INSTRUCTIONS TO FOLLOW:
Copy whichever lines contain the string "Dense".
──────── INFORMATION GIVEN ────────
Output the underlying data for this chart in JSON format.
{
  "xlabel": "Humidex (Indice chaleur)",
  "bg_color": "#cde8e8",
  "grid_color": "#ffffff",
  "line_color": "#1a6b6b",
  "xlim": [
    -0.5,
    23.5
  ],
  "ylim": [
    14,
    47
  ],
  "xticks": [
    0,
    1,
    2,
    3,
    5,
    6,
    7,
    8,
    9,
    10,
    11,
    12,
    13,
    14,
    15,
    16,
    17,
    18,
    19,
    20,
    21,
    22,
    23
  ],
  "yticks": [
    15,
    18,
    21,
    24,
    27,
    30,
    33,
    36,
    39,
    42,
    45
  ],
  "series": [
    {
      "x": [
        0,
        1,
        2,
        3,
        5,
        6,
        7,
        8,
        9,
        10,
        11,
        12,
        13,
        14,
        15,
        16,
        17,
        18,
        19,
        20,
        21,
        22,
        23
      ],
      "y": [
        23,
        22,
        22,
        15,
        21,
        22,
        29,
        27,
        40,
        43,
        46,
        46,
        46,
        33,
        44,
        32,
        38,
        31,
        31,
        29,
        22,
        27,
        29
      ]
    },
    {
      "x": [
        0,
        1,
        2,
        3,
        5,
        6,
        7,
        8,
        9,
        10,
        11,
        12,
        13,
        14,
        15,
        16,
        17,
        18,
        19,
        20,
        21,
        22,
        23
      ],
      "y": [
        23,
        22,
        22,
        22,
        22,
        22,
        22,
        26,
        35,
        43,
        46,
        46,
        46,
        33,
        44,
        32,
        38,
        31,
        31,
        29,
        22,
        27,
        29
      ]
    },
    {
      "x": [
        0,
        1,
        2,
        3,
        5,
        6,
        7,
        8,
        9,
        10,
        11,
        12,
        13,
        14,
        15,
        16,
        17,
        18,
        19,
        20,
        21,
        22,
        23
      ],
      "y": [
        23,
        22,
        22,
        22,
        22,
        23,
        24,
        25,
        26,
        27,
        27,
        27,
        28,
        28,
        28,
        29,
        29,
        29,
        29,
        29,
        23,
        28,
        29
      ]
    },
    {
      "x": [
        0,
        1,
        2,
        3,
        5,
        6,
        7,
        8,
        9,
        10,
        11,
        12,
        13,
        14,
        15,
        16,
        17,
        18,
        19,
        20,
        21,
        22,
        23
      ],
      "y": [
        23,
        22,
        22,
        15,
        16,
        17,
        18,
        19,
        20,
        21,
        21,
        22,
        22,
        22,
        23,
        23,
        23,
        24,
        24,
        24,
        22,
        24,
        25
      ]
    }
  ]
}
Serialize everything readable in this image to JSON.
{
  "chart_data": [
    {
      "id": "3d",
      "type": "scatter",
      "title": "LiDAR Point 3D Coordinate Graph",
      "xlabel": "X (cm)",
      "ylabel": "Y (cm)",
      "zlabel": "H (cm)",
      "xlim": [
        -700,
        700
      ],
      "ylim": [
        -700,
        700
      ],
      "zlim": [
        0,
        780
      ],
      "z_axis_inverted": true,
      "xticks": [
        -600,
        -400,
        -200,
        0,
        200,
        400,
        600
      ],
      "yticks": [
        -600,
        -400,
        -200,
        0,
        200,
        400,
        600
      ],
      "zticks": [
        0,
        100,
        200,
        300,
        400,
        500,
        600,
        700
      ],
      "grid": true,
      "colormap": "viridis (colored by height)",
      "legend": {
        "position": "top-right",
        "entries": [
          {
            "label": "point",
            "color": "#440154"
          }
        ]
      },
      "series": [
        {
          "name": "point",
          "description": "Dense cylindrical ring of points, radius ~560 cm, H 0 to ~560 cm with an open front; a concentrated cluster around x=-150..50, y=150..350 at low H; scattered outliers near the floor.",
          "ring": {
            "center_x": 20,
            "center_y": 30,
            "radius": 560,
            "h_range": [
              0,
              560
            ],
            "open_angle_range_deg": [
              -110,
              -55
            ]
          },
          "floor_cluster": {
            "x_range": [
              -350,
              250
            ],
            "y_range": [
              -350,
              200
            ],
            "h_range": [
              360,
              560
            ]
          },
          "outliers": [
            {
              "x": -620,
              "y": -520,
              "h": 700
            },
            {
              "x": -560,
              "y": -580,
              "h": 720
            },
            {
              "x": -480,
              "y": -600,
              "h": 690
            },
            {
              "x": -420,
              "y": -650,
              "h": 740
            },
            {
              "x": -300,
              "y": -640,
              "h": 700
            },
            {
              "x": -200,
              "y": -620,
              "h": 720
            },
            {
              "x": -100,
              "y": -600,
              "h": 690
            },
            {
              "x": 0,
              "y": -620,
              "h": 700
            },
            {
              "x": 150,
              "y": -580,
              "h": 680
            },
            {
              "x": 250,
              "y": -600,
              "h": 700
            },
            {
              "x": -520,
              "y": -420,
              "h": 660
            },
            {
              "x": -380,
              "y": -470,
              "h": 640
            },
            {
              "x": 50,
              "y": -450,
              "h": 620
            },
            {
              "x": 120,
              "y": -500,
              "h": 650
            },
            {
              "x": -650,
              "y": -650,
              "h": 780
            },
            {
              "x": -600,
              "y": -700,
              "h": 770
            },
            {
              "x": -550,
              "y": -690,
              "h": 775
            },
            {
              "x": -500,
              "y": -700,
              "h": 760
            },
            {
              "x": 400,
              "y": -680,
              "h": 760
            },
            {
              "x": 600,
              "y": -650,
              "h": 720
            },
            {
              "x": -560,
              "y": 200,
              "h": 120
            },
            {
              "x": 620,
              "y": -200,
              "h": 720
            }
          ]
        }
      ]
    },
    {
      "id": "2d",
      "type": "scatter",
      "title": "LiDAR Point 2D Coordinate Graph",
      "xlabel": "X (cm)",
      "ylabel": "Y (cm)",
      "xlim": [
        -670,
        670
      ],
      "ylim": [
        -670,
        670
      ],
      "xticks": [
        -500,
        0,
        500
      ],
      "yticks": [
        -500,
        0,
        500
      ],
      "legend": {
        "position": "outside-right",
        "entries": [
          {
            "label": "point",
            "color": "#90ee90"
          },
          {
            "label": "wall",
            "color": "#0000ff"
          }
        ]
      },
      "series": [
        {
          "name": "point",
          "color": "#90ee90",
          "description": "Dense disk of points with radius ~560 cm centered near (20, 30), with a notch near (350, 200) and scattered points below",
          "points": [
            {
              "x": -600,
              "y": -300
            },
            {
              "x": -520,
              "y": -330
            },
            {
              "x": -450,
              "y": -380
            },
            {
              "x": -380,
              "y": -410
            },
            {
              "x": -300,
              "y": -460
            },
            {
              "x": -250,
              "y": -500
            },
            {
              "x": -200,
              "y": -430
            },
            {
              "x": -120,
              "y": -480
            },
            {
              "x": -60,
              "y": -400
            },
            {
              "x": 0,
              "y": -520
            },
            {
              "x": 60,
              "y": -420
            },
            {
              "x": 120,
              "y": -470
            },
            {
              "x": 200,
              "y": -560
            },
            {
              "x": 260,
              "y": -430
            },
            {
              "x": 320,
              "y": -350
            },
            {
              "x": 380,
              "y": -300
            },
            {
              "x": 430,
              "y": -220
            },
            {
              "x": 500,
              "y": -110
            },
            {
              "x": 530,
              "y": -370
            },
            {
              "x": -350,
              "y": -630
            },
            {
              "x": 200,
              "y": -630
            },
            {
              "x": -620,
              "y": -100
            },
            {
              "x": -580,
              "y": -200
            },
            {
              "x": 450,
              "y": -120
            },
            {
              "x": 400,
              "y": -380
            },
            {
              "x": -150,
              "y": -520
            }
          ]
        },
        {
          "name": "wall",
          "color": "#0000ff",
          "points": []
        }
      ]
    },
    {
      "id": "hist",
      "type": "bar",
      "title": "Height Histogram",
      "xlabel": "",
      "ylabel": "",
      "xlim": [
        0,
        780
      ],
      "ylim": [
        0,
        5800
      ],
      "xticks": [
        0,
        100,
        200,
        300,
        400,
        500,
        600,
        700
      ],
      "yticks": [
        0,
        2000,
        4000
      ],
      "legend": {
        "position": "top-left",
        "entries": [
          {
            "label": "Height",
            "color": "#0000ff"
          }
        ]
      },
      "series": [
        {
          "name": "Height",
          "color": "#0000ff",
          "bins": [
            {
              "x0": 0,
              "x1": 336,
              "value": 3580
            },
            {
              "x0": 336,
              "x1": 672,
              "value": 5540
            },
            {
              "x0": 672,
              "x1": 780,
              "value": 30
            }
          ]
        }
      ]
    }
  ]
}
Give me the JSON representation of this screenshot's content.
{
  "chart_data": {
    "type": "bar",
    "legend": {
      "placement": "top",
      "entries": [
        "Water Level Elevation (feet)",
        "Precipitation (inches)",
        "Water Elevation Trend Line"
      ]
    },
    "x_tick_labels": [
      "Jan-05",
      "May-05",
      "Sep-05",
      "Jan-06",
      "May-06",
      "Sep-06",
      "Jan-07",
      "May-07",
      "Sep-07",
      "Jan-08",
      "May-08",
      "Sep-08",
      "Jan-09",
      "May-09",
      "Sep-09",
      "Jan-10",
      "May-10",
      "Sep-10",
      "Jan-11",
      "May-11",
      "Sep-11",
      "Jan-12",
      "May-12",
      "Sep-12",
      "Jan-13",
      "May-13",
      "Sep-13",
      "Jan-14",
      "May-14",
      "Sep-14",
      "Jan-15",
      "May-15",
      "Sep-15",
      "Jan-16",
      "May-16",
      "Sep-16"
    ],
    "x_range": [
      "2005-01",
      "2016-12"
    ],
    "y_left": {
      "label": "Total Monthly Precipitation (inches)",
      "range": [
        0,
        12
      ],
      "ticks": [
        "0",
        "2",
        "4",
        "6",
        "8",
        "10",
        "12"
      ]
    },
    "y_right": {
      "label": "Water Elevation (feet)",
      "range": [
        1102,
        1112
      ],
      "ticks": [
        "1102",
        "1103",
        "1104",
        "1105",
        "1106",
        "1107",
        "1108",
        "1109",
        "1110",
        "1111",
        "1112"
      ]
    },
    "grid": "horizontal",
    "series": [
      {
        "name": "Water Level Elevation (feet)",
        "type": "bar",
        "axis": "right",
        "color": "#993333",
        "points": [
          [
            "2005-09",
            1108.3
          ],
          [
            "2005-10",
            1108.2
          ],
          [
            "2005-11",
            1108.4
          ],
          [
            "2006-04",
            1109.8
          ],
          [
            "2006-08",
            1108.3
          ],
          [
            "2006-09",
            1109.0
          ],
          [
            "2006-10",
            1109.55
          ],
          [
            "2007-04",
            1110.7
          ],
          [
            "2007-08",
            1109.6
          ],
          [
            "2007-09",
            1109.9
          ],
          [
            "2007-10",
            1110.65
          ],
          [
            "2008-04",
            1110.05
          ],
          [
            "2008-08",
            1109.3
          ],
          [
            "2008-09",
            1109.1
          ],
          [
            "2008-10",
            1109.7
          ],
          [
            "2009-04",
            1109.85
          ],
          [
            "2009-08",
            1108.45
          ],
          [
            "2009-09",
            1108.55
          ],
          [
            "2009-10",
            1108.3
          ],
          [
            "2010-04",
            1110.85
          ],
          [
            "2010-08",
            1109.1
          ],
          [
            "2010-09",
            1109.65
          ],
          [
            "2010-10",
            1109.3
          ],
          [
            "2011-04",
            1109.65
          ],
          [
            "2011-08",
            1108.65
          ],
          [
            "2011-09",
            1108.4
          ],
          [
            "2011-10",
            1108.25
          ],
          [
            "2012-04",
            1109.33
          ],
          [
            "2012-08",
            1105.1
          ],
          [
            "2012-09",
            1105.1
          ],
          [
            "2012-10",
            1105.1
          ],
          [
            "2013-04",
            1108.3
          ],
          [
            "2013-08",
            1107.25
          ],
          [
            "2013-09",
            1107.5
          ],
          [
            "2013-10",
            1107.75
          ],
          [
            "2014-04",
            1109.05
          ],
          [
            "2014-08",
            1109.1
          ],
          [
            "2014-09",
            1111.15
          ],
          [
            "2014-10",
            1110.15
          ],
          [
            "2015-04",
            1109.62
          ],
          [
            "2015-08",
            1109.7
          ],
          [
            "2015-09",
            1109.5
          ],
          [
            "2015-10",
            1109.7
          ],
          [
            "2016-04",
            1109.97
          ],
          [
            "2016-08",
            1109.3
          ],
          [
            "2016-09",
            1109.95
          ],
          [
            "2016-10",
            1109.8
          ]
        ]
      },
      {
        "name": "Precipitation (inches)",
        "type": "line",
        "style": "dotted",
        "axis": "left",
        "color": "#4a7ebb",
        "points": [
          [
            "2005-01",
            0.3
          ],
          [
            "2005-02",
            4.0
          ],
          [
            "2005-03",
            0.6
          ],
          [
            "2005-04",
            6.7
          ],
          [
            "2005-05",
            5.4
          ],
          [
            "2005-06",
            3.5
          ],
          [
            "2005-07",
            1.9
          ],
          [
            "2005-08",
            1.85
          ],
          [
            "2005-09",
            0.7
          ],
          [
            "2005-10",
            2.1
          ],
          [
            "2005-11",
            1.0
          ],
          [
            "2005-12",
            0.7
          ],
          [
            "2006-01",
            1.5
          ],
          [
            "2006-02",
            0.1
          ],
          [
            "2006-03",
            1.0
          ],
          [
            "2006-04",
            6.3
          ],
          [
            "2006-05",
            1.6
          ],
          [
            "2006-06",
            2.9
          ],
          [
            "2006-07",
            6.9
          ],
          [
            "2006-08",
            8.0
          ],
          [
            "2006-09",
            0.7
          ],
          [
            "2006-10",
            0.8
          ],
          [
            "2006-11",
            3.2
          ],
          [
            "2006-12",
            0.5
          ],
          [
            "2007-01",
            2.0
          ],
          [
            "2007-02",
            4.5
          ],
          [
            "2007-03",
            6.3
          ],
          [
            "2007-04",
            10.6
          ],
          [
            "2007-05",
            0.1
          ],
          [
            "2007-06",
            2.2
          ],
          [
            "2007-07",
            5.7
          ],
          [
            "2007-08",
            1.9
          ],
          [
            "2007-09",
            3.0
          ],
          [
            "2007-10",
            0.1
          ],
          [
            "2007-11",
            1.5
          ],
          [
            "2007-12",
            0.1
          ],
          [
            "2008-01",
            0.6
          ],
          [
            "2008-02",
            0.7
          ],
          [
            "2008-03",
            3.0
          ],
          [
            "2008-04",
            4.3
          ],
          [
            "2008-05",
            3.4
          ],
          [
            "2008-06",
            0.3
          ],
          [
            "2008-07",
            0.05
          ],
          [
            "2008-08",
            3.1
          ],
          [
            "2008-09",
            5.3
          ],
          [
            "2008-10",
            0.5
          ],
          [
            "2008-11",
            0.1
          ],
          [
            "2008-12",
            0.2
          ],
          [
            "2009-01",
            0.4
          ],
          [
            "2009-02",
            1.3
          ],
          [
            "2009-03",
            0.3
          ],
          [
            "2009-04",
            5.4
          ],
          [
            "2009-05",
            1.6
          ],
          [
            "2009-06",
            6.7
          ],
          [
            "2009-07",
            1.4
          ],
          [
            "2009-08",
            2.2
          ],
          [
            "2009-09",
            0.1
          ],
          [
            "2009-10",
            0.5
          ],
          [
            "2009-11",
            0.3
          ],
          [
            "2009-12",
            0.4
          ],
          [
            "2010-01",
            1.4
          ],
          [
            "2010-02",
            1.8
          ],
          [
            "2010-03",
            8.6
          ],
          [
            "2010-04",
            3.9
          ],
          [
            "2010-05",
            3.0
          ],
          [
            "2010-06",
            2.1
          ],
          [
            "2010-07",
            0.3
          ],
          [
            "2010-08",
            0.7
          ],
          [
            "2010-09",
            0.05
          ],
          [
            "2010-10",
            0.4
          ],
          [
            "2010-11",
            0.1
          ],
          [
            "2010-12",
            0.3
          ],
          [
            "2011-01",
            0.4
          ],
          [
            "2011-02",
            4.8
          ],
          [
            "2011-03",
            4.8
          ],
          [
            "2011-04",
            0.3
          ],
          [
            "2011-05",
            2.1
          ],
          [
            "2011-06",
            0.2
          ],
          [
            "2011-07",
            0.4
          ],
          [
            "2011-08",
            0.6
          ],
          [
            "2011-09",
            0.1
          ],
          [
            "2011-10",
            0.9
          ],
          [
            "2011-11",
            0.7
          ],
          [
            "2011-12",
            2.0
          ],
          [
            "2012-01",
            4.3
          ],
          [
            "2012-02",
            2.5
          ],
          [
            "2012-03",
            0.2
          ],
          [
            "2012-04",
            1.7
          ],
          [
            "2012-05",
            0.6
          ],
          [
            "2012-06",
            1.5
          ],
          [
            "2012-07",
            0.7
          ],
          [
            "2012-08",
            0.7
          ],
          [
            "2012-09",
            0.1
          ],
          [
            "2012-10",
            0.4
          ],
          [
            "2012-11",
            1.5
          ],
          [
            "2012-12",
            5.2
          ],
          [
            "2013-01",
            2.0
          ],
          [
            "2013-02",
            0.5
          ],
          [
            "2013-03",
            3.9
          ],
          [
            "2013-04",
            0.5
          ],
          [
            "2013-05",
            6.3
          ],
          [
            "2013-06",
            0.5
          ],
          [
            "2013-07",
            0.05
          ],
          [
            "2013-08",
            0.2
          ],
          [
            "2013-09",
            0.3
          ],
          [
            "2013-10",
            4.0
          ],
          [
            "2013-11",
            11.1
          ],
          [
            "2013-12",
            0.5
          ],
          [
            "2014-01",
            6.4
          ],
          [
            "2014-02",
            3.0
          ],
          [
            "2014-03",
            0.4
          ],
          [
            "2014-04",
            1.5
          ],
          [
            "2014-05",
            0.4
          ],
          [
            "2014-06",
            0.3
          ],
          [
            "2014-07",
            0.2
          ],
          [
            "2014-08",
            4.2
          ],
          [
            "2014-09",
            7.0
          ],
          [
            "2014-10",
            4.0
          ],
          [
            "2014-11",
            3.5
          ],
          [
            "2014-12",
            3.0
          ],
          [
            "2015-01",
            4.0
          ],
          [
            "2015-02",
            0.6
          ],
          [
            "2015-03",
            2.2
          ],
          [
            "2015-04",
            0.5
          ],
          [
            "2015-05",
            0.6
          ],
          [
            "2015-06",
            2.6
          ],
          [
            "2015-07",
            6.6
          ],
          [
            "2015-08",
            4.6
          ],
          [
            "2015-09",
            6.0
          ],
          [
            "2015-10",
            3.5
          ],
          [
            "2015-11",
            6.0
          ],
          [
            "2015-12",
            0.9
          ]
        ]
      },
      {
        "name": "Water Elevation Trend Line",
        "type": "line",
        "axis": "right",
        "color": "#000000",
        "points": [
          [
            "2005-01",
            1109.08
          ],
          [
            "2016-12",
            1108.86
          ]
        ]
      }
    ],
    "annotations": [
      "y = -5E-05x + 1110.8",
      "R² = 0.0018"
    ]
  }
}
────────
EXPECTED ANSWER:
          "description": "Dense cylindrical ring of points, radius ~560 cm, H 0 to ~560 cm with an open front; a concentrated cluster around x=-150..50, y=150..350 at low H; scattered outliers near the floor.",
          "description": "Dense disk of points with radius ~560 cm centered near (20, 30), with a notch near (350, 200) and scattered points below",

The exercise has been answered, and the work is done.